▶ [Given instruction]:
Copy each line that contains the word "Überrest".

▶ [Dataset excerpt]:
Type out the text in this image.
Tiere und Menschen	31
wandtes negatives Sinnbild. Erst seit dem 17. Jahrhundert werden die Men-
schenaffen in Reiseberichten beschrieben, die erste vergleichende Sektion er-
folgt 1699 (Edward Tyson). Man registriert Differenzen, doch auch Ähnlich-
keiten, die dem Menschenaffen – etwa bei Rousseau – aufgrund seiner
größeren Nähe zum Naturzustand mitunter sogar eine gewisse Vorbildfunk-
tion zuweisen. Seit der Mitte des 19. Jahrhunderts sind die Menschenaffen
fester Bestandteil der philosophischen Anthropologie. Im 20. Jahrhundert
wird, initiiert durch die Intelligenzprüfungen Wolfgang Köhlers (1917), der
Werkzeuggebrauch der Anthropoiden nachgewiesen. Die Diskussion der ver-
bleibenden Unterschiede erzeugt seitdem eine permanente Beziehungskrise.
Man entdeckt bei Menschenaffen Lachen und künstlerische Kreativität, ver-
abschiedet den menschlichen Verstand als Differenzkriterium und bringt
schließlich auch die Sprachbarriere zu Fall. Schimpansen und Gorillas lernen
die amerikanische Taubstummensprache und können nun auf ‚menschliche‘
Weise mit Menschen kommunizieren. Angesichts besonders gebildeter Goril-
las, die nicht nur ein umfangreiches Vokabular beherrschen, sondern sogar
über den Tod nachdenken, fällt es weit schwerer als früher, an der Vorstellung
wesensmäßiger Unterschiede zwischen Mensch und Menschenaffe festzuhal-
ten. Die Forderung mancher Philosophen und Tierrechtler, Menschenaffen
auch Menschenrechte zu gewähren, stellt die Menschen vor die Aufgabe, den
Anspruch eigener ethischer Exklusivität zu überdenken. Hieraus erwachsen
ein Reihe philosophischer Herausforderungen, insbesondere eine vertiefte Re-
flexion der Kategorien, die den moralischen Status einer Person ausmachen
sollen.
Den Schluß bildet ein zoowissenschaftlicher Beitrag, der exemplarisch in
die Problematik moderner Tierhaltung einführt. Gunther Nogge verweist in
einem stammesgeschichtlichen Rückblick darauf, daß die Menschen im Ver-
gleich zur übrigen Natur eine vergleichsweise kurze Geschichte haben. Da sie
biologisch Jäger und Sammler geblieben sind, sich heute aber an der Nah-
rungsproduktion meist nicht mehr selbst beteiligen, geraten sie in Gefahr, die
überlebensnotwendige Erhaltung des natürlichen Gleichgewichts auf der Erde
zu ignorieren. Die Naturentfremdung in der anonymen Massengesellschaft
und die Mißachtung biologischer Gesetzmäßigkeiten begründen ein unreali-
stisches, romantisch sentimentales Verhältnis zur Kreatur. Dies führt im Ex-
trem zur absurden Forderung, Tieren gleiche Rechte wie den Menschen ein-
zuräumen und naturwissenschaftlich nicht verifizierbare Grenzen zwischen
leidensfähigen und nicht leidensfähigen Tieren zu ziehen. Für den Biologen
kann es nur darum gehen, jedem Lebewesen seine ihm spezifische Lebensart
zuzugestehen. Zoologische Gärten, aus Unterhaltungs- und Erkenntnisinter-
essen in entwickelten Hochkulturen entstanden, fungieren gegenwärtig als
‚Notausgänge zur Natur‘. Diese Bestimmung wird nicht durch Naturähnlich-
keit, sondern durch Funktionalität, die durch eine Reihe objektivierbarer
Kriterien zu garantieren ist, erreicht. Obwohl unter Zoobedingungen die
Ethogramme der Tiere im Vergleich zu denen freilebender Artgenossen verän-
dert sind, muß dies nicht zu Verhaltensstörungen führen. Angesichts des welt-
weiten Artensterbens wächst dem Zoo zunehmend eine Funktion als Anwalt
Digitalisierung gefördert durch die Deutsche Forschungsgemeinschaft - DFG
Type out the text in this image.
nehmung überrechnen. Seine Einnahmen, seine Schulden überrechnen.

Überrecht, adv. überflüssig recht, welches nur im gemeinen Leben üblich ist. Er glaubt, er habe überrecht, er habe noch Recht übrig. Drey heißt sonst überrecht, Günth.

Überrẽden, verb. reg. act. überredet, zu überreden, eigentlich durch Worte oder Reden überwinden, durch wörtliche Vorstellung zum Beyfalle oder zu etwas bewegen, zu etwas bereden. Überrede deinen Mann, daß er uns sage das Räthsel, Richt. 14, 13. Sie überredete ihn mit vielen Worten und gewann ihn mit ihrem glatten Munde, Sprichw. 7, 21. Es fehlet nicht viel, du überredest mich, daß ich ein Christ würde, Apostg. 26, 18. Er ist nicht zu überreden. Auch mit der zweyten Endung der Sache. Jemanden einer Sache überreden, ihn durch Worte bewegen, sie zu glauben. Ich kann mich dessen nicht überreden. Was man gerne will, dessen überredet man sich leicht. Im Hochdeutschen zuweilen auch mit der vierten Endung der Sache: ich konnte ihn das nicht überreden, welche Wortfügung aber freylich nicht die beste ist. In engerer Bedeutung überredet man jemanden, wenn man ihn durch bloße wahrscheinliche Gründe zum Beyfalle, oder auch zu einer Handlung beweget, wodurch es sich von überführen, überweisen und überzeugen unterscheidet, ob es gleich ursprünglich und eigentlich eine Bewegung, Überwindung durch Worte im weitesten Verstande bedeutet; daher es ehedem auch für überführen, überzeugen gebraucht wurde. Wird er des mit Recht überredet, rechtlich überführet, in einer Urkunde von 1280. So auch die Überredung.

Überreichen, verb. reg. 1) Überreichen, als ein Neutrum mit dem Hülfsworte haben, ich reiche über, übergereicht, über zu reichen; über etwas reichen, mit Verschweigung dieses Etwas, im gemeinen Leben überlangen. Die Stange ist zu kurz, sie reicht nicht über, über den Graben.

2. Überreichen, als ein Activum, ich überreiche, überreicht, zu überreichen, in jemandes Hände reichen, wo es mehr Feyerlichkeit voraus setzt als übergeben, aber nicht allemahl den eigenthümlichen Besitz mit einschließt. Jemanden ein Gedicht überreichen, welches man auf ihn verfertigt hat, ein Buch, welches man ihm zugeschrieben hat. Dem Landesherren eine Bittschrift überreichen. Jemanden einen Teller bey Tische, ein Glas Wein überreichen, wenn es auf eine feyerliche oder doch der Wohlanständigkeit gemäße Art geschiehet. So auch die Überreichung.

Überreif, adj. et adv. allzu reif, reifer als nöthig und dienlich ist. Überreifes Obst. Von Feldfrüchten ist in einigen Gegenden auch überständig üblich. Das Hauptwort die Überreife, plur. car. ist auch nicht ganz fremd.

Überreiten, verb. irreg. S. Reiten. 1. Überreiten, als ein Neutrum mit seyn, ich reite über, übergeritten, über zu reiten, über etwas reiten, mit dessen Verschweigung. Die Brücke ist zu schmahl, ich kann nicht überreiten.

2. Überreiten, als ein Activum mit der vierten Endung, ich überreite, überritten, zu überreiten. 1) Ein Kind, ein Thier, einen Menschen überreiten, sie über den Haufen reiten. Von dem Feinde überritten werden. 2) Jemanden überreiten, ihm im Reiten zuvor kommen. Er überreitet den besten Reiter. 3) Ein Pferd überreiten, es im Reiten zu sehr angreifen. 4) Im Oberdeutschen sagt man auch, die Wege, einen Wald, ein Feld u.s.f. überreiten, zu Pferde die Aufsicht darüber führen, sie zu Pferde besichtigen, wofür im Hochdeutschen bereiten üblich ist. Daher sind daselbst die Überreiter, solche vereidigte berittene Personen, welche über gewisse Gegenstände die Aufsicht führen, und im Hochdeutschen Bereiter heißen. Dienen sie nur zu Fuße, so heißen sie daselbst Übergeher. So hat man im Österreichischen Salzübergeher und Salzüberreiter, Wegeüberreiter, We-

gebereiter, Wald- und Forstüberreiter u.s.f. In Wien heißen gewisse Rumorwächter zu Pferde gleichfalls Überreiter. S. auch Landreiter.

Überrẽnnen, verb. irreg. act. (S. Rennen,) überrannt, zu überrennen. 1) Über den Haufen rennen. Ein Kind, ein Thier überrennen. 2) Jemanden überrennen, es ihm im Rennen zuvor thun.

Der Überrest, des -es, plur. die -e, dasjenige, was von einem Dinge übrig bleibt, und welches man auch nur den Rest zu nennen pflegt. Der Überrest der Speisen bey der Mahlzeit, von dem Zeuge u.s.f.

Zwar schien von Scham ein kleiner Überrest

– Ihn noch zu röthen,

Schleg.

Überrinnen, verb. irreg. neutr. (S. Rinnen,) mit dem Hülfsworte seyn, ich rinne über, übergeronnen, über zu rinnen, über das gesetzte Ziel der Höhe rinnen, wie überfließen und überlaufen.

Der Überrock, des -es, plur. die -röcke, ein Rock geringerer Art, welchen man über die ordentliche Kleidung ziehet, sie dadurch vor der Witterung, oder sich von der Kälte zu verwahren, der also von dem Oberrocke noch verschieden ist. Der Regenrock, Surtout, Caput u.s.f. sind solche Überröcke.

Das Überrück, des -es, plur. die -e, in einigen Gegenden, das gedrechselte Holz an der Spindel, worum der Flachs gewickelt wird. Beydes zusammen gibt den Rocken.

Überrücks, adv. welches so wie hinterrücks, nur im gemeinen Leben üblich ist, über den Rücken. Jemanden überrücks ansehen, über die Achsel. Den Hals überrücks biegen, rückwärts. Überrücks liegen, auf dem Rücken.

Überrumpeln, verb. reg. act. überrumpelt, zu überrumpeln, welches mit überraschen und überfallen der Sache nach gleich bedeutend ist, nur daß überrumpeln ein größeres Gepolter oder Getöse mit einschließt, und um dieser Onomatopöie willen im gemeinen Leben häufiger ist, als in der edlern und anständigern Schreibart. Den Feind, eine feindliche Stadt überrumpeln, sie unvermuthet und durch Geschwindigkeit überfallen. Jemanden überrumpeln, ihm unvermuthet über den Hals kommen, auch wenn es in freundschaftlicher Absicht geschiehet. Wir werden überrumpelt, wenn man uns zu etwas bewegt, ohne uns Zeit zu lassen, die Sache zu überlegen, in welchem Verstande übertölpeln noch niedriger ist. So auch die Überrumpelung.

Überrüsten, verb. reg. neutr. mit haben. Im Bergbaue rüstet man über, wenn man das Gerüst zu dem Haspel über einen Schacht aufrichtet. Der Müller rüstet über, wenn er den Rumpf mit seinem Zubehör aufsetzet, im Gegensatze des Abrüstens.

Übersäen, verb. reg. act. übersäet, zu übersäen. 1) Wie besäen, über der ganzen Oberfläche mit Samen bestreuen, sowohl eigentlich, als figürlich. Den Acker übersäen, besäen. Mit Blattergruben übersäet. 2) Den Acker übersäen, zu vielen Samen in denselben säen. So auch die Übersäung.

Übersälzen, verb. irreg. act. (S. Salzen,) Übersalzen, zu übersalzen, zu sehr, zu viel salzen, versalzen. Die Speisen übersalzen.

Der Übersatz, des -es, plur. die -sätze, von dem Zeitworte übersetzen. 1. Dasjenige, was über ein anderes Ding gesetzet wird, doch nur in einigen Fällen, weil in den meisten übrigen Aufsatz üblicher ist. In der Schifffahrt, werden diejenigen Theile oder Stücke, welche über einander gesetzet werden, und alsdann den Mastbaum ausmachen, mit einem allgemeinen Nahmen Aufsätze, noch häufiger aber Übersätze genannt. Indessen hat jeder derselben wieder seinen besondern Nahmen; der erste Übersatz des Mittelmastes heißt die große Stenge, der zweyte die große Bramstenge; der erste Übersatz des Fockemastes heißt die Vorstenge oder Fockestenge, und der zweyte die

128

▶ [Result]:
Der Überrest, des -es, plur. die -e, dasjenige, was von einem Dinge übrig bleibt, und welches man auch nur den Rest zu nennen pflegt. Der Überrest der Speisen bey der Mahlzeit, von dem Zeuge u.s.f.
Zwar schien von Scham ein kleiner Überrest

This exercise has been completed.